■ Aim: Pull every line containing "Cuando" from the entries.

[Start of Data lines]

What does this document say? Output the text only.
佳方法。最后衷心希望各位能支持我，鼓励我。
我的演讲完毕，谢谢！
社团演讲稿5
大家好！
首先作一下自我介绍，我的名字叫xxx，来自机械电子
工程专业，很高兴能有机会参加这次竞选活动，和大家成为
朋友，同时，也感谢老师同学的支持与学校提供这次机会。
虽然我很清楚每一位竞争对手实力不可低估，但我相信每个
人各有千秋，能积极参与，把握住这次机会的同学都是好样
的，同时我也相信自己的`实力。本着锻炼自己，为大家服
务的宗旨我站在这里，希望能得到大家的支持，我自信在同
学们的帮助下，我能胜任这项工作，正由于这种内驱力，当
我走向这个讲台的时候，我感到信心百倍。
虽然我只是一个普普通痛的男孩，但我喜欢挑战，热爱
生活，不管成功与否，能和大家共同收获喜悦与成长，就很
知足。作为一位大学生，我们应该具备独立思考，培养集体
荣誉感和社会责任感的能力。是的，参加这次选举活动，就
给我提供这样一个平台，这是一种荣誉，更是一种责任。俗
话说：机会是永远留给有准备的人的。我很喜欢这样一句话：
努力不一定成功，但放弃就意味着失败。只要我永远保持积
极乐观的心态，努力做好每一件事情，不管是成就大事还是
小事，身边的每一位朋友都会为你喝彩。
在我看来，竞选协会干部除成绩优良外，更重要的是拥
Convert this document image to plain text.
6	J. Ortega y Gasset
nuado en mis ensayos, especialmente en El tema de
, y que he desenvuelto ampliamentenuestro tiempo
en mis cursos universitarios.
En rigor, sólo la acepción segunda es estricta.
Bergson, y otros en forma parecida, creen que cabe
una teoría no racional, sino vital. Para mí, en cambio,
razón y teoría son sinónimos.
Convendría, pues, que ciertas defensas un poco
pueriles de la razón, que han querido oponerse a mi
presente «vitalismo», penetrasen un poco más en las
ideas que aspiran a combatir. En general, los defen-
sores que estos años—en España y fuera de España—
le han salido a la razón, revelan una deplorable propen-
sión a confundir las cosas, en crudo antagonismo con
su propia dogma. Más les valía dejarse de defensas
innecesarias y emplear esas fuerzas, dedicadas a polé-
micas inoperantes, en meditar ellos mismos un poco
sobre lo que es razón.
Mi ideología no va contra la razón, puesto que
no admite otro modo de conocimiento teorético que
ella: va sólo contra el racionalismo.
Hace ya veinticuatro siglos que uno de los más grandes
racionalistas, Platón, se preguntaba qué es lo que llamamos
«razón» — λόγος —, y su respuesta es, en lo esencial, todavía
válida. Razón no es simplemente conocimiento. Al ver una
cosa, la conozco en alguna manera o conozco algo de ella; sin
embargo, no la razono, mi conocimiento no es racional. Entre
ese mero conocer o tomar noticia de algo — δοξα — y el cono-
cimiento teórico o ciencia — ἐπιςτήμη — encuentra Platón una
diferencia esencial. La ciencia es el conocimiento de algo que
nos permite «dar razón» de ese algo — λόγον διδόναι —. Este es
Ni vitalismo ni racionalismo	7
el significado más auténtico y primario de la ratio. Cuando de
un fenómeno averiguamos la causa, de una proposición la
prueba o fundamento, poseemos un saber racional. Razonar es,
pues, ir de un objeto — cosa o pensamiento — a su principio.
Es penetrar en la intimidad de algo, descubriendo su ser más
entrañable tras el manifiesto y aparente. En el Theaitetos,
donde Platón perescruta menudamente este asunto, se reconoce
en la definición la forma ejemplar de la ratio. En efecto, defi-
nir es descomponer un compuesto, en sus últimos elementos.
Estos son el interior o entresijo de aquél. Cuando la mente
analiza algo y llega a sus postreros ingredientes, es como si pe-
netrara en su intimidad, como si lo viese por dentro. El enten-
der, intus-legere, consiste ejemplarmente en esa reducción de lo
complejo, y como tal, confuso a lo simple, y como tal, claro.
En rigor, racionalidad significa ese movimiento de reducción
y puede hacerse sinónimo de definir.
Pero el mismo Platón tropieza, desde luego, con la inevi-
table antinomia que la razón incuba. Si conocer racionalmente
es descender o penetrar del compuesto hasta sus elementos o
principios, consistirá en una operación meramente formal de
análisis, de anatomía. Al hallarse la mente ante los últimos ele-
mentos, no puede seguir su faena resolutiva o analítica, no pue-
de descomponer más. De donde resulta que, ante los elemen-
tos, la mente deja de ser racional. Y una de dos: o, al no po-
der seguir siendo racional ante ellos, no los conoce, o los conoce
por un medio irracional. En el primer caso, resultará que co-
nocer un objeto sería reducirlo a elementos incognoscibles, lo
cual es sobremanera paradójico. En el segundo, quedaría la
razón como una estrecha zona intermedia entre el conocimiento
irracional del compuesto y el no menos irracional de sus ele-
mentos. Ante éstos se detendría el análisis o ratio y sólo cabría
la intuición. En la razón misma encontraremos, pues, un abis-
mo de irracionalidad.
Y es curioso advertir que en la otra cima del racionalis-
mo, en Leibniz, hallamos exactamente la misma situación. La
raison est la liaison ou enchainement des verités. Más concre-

[End of Data lines]

■ Answer to this problem:
el significado más auténtico y primario de la ratio. Cuando de
Estos son el interior o entresijo de aquél. Cuando la mente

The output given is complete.